— start Stored records —

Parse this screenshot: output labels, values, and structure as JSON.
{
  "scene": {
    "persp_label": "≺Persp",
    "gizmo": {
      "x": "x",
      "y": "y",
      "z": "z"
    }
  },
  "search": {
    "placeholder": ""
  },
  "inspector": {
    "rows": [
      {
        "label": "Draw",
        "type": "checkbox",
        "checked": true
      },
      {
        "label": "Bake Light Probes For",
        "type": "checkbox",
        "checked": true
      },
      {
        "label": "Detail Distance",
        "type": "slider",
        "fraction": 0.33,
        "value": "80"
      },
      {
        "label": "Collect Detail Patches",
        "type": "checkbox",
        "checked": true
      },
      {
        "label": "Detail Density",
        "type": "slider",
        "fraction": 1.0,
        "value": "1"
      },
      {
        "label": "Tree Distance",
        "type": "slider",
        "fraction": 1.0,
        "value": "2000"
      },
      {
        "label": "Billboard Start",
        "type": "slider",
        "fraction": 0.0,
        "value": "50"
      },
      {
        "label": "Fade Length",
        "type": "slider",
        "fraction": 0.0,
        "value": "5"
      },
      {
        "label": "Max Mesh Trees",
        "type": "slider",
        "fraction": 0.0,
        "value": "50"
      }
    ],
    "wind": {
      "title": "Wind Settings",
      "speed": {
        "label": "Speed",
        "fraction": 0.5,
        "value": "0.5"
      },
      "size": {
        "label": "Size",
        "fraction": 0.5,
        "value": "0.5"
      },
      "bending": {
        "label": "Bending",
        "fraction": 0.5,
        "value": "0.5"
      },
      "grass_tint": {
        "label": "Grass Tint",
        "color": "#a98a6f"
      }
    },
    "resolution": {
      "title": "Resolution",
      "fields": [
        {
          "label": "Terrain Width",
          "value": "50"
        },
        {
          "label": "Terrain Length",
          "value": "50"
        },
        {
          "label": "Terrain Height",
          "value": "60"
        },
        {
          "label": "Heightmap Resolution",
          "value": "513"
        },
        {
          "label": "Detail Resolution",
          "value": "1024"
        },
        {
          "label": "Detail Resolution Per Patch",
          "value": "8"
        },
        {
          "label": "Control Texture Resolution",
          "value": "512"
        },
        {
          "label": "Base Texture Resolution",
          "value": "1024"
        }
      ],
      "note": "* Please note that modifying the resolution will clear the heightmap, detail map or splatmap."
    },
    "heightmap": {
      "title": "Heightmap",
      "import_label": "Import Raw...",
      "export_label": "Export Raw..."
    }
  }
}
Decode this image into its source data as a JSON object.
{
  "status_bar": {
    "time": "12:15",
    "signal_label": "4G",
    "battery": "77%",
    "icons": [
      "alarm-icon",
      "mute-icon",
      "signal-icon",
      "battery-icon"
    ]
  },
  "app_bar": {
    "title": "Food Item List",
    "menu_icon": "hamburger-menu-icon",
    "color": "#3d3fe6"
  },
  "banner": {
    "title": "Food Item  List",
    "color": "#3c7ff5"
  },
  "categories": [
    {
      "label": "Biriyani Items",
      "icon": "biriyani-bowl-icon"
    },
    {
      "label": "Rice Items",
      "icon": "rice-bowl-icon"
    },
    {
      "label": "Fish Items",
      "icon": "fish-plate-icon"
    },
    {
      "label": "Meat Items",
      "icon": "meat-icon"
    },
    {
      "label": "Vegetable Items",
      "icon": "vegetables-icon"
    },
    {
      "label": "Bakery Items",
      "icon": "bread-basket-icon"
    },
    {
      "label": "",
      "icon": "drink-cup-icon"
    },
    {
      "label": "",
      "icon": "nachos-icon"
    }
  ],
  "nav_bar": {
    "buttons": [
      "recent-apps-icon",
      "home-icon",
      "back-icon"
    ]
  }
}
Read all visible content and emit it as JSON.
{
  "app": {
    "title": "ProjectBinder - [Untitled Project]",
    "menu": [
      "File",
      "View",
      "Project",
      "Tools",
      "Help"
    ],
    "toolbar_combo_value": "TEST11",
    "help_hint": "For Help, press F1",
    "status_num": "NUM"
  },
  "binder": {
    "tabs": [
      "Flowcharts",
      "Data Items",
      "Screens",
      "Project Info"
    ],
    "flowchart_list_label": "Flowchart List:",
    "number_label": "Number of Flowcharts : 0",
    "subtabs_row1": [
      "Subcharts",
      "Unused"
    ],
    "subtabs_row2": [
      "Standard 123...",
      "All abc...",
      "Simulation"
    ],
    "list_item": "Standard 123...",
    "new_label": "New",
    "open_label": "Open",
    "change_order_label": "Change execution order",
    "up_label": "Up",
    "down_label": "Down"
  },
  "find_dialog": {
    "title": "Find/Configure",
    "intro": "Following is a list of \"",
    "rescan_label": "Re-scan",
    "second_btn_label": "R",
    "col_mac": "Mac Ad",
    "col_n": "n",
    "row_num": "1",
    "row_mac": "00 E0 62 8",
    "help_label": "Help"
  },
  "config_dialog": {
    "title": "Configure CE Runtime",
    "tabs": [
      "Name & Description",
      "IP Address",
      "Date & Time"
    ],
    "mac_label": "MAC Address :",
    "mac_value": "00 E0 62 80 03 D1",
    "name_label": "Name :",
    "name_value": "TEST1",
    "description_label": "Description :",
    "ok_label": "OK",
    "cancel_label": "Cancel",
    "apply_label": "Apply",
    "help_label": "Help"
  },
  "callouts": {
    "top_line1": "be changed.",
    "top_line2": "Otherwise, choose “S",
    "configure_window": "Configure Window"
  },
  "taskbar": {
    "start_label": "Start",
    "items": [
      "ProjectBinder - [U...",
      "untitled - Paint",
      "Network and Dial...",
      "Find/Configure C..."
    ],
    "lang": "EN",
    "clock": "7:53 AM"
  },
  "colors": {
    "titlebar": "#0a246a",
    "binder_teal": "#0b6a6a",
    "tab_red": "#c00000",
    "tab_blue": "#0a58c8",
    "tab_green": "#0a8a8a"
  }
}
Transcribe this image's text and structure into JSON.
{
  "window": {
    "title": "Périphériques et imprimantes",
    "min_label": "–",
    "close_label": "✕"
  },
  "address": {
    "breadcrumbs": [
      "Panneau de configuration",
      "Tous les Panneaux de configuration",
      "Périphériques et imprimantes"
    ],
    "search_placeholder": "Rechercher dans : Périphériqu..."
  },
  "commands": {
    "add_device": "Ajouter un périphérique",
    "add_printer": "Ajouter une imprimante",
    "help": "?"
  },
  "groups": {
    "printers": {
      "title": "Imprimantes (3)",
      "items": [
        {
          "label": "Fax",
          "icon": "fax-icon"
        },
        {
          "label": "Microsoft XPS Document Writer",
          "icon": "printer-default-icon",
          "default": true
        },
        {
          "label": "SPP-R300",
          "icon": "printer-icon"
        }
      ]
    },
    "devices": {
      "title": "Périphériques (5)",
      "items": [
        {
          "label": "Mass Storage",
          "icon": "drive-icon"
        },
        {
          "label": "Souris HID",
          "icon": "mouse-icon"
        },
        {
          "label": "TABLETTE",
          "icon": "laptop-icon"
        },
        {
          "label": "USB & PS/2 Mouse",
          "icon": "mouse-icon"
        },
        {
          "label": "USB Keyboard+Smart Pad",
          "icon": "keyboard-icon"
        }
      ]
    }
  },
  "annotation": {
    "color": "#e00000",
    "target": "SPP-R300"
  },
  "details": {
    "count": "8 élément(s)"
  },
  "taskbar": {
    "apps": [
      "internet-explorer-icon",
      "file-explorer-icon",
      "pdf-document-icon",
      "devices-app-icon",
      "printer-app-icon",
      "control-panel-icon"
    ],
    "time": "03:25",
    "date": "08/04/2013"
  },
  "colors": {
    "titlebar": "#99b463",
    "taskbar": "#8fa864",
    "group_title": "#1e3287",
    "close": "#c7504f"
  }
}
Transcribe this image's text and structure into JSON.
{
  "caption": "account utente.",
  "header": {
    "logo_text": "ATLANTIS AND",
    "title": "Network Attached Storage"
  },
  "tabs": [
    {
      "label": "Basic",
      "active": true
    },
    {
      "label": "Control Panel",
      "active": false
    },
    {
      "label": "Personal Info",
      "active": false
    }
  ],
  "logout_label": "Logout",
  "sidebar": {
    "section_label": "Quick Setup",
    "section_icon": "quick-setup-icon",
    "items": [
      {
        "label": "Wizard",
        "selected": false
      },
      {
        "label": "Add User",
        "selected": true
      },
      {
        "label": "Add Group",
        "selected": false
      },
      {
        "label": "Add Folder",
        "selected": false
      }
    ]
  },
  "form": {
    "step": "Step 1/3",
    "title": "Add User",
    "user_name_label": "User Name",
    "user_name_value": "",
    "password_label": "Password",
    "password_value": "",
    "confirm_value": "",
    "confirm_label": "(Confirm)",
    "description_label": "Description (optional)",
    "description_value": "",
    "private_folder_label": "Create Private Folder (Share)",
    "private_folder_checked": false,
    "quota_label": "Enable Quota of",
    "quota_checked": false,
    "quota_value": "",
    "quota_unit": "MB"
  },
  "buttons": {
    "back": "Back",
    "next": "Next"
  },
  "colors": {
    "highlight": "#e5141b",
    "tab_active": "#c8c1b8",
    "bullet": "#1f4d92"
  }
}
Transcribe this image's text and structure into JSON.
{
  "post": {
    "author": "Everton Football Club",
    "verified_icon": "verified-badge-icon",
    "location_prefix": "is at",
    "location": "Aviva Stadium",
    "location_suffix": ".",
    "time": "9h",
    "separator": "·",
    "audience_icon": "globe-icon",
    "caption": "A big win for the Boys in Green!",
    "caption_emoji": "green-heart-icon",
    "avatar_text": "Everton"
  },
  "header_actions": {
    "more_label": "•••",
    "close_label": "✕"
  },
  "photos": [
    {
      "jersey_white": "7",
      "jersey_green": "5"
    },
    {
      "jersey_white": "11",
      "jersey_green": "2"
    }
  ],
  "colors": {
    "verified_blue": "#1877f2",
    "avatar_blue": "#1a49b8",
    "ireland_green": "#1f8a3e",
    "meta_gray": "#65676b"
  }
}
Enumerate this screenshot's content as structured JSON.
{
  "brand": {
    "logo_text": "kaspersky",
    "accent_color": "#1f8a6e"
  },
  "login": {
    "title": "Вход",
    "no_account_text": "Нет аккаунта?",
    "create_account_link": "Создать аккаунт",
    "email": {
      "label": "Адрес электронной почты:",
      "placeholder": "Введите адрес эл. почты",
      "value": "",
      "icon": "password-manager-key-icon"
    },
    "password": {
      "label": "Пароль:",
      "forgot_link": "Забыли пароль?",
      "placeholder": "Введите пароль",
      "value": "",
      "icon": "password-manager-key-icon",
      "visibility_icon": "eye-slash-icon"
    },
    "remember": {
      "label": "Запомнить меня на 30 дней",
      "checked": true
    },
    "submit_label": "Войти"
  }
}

— end Stored records —

Work instructions -
Your output consists solely of the lines from the one with "Enumerate this screenshot's" through the last line, copied exactly.

Task output -
Enumerate this screenshot's content as structured JSON.
{
  "brand": {
    "logo_text": "kaspersky",
    "accent_color": "#1f8a6e"
  },
  "login": {
    "title": "Вход",
    "no_account_text": "Нет аккаунта?",
    "create_account_link": "Создать аккаунт",
    "email": {
      "label": "Адрес электронной почты:",
      "placeholder": "Введите адрес эл. почты",
      "value": "",
      "icon": "password-manager-key-icon"
    },
    "password": {
      "label": "Пароль:",
      "forgot_link": "Забыли пароль?",
      "placeholder": "Введите пароль",
      "value": "",
      "icon": "password-manager-key-icon",
      "visibility_icon": "eye-slash-icon"
    },
    "remember": {
      "label": "Запомнить меня на 30 дней",
      "checked": true
    },
    "submit_label": "Войти"
  }
}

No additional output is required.